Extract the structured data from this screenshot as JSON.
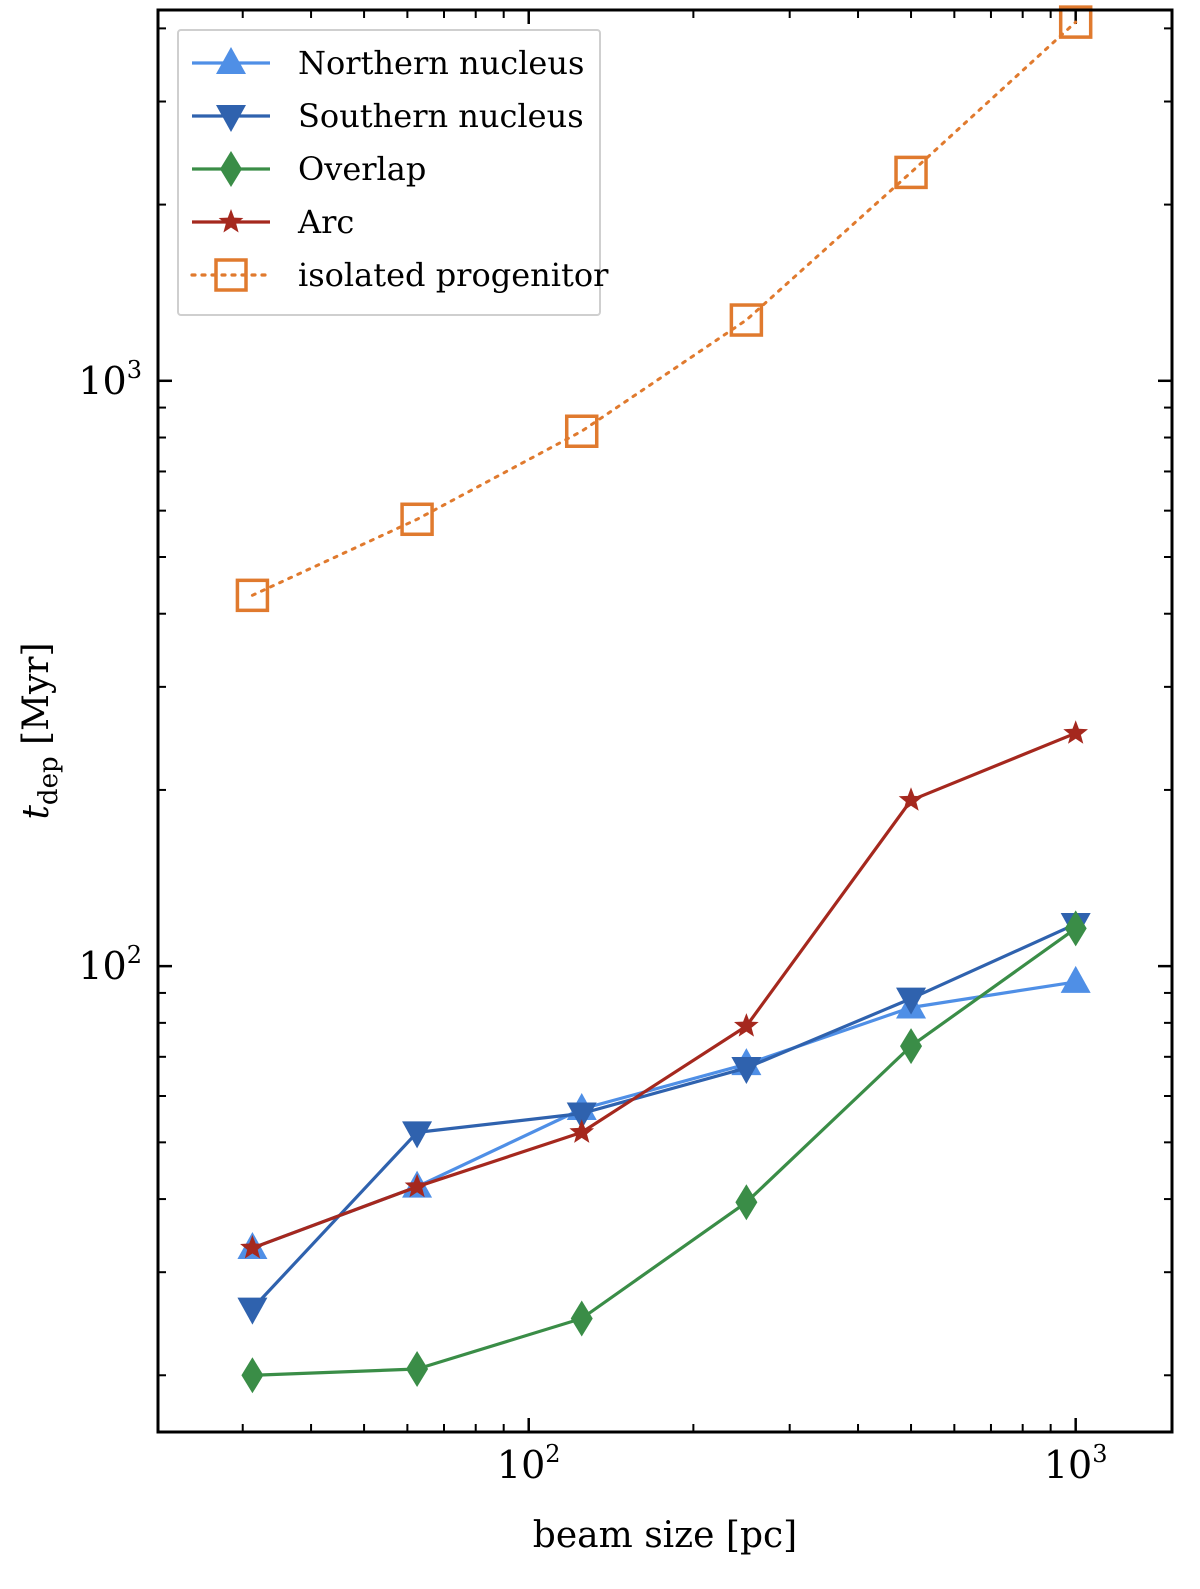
{
  "chart_data": {
    "type": "line",
    "xscale": "log",
    "yscale": "log",
    "xlim": [
      21,
      1500
    ],
    "ylim": [
      16,
      4300
    ],
    "xlabel": "beam size [pc]",
    "ylabel_main": "t",
    "ylabel_sub": "dep",
    "ylabel_unit": " [Myr]",
    "x_ticks": [
      {
        "value": 100,
        "base": "10",
        "exp": "2"
      },
      {
        "value": 1000,
        "base": "10",
        "exp": "3"
      }
    ],
    "y_ticks": [
      {
        "value": 100,
        "base": "10",
        "exp": "2"
      },
      {
        "value": 1000,
        "base": "10",
        "exp": "3"
      }
    ],
    "legend_position": "upper-left",
    "series": [
      {
        "name": "Northern nucleus",
        "color": "#4f8fe6",
        "marker": "triangle-up",
        "linestyle": "solid",
        "x": [
          31.25,
          62.5,
          125,
          250,
          500,
          1000
        ],
        "y": [
          33,
          42,
          57,
          68,
          85,
          94
        ]
      },
      {
        "name": "Southern nucleus",
        "color": "#2f62ae",
        "marker": "triangle-down",
        "linestyle": "solid",
        "x": [
          31.25,
          62.5,
          125,
          250,
          500,
          1000
        ],
        "y": [
          26,
          52,
          56,
          67,
          88,
          118
        ]
      },
      {
        "name": "Overlap",
        "color": "#3a8d47",
        "marker": "diamond",
        "linestyle": "solid",
        "x": [
          31.25,
          62.5,
          125,
          250,
          500,
          1000
        ],
        "y": [
          20,
          20.5,
          25,
          39.5,
          73,
          116
        ]
      },
      {
        "name": "Arc",
        "color": "#a5281e",
        "marker": "star",
        "linestyle": "solid",
        "x": [
          31.25,
          62.5,
          125,
          250,
          500,
          1000
        ],
        "y": [
          33,
          42,
          52,
          79,
          192,
          250
        ]
      },
      {
        "name": "isolated progenitor",
        "color": "#e07a2e",
        "marker": "square-open",
        "linestyle": "dotted",
        "x": [
          31.25,
          62.5,
          125,
          250,
          500,
          1000
        ],
        "y": [
          430,
          580,
          820,
          1270,
          2270,
          4100
        ]
      }
    ]
  }
}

* Given instruction: Of the lines in the material, how many include "name"? Respond with the number alone.

* Solved problem: 5